Job
Gather up every line that includes the string "grid".

[Entries with figure data]
○ ○ ○ ○ ○

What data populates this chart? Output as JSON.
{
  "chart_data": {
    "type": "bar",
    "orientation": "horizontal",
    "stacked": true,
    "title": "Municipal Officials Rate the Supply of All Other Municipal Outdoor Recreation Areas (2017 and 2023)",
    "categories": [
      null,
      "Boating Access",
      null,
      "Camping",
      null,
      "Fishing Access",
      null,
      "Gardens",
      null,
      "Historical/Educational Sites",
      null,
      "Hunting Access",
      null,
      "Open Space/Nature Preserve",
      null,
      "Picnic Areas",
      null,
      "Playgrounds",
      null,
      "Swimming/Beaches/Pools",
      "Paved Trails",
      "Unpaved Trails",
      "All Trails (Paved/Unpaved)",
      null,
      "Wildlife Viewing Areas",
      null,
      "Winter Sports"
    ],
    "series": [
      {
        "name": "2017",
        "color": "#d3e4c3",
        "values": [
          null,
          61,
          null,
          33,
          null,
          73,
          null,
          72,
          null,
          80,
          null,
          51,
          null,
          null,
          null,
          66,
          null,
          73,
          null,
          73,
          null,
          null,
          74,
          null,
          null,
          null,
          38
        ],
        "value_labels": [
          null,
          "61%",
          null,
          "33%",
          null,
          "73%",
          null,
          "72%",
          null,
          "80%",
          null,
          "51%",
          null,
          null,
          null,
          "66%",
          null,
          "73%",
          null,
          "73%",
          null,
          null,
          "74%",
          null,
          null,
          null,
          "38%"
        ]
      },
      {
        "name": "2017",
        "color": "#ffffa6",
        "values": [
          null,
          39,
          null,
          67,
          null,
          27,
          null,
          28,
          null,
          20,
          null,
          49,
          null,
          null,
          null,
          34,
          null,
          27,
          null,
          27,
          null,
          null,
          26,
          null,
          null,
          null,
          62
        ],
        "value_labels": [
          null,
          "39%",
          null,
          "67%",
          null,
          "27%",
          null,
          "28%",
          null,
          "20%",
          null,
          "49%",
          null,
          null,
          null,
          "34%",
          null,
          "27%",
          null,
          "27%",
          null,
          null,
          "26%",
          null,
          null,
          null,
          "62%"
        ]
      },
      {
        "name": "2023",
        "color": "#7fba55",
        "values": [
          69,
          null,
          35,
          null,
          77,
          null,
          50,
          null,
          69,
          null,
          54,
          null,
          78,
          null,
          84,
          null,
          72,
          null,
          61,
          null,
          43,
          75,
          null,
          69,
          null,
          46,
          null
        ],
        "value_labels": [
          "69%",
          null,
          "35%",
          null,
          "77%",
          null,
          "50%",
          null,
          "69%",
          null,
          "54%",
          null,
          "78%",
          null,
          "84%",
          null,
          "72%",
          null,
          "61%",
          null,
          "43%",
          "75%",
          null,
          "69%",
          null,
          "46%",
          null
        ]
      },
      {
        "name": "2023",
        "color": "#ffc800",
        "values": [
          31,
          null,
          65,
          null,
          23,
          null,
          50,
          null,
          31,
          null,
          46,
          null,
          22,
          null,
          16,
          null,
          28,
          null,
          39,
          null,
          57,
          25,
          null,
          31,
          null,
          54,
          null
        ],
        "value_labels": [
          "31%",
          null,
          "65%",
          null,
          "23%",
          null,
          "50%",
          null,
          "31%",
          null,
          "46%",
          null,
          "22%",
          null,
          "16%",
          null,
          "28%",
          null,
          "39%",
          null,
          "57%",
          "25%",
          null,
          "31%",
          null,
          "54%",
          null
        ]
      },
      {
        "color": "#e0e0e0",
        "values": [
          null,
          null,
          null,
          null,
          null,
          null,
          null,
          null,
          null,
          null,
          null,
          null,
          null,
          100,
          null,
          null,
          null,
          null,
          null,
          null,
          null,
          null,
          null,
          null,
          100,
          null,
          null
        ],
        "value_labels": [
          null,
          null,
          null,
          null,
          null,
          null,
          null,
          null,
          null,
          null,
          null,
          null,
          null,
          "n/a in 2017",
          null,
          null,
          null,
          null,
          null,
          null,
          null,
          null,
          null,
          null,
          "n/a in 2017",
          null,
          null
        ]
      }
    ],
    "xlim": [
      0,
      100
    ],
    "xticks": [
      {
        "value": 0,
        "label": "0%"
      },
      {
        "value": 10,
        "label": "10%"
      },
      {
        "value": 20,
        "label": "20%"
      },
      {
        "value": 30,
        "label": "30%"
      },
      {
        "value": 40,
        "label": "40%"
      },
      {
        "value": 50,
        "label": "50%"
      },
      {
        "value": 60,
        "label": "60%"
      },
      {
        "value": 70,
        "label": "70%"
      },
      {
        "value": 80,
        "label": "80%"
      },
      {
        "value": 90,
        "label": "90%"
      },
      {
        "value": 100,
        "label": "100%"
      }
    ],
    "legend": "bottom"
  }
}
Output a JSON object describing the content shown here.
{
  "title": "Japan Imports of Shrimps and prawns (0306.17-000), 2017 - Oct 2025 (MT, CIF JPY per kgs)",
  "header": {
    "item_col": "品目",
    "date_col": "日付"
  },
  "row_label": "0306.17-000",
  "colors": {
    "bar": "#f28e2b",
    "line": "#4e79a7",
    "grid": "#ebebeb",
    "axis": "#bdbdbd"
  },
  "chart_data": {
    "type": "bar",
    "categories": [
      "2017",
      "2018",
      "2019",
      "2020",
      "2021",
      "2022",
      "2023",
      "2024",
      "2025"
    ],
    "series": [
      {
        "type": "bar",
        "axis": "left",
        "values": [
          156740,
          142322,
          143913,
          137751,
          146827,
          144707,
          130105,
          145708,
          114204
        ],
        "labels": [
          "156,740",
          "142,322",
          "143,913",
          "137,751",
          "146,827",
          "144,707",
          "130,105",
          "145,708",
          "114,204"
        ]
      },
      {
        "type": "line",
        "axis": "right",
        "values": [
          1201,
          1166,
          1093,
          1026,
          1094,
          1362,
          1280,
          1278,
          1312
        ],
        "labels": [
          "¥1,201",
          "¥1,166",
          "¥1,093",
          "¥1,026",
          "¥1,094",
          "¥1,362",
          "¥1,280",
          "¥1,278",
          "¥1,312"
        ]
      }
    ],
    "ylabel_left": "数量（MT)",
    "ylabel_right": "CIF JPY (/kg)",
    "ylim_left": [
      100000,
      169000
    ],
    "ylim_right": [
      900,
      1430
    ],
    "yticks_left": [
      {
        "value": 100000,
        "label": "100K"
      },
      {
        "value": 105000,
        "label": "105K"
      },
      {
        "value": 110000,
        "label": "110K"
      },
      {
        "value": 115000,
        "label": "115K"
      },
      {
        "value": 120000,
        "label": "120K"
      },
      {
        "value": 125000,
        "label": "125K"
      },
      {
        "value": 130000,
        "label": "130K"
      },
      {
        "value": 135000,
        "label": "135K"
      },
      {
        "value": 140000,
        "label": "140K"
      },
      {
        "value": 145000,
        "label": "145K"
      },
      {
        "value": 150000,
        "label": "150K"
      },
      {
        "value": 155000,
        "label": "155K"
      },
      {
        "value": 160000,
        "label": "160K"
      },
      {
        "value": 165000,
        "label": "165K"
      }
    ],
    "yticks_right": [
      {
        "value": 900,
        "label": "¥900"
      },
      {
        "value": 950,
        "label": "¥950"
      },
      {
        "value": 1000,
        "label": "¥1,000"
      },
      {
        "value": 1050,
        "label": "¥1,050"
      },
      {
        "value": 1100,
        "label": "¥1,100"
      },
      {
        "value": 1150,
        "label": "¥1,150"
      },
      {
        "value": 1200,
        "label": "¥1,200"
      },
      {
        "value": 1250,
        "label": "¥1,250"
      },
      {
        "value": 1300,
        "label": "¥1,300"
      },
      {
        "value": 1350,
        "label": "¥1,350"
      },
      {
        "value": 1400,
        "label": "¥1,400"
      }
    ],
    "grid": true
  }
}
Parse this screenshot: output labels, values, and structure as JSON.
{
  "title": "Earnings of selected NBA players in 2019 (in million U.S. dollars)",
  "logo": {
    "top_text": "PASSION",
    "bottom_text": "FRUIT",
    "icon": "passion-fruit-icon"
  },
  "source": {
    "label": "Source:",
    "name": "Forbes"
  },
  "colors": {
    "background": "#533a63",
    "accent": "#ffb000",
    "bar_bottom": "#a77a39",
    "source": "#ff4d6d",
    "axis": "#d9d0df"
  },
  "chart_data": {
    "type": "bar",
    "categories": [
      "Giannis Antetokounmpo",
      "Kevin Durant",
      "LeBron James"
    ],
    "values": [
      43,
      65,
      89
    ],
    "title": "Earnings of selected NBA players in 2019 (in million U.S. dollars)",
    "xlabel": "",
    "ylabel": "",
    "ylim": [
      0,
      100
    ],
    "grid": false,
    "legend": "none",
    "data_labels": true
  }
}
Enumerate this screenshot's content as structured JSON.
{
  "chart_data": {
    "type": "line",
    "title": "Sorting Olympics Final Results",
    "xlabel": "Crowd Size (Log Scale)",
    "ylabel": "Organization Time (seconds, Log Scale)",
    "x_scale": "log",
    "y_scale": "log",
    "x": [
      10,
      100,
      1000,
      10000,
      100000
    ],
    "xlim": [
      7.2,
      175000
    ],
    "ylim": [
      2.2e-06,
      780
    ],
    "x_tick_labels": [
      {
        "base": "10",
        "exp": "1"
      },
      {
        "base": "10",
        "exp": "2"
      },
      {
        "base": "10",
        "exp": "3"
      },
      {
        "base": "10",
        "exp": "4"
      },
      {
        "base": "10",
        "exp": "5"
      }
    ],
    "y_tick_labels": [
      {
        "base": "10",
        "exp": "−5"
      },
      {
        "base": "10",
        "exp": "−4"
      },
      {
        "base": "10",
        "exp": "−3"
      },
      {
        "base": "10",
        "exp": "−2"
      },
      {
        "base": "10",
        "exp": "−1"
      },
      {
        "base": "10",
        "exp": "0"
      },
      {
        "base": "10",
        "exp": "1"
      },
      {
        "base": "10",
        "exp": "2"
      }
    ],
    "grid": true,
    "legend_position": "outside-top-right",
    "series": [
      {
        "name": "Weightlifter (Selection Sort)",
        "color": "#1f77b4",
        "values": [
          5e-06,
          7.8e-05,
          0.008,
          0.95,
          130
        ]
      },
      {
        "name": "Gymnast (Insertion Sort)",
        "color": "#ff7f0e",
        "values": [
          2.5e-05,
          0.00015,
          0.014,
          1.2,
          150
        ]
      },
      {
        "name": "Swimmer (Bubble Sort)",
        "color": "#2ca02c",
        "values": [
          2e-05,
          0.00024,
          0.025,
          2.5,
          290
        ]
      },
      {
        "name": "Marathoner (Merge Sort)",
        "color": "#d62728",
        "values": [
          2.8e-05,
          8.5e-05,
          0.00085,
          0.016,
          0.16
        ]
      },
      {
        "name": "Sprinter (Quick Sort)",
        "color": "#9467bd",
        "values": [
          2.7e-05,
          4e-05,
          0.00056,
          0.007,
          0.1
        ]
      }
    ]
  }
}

○ ○ ○ ○ ○

Response to this exercise
    "grid": "#ebebeb",
    "grid": true
    "grid": false,
    "grid": true,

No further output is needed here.